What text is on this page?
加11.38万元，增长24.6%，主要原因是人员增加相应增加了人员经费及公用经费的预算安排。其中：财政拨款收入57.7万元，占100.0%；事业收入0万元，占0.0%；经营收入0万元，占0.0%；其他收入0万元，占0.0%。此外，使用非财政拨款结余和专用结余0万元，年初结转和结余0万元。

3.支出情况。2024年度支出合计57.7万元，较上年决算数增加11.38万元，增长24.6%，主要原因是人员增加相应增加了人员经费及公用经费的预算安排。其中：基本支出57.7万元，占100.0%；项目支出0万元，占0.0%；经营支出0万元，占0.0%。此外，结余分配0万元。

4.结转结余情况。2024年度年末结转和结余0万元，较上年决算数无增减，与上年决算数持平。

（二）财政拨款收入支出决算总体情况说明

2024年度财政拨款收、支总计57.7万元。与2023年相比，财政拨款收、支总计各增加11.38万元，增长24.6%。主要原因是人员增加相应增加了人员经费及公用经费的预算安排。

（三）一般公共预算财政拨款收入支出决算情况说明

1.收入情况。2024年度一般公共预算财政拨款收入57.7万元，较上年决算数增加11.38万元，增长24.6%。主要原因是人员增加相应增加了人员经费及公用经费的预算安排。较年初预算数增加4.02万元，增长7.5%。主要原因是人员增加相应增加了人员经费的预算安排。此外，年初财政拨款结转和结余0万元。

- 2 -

DIRECTIONS FOR THIS TASK
Take every line from the data above that holds "主要原因是人员增加相应增加了人员经费及公用经费的预算安排" and copy it out.

THE ANSWER
加11.38万元，增长24.6%，主要原因是人员增加相应增加了人员经费及公用经费的预算安排。其中：财政拨款收入57.7万元，占100.0%；事业收入0万元，占0.0%；经营收入0万元，占0.0%；其他收入0万元，占0.0%。此外，使用非财政拨款结余和专用结余0万元，年初结转和结余0万元。
3.支出情况。2024年度支出合计57.7万元，较上年决算数增加11.38万元，增长24.6%，主要原因是人员增加相应增加了人员经费及公用经费的预算安排。其中：基本支出57.7万元，占100.0%；项目支出0万元，占0.0%；经营支出0万元，占0.0%。此外，结余分配0万元。
2024年度财政拨款收、支总计57.7万元。与2023年相比，财政拨款收、支总计各增加11.38万元，增长24.6%。主要原因是人员增加相应增加了人员经费及公用经费的预算安排。
1.收入情况。2024年度一般公共预算财政拨款收入57.7万元，较上年决算数增加11.38万元，增长24.6%。主要原因是人员增加相应增加了人员经费及公用经费的预算安排。较年初预算数增加4.02万元，增长7.5%。主要原因是人员增加相应增加了人员经费的预算安排。此外，年初财政拨款结转和结余0万元。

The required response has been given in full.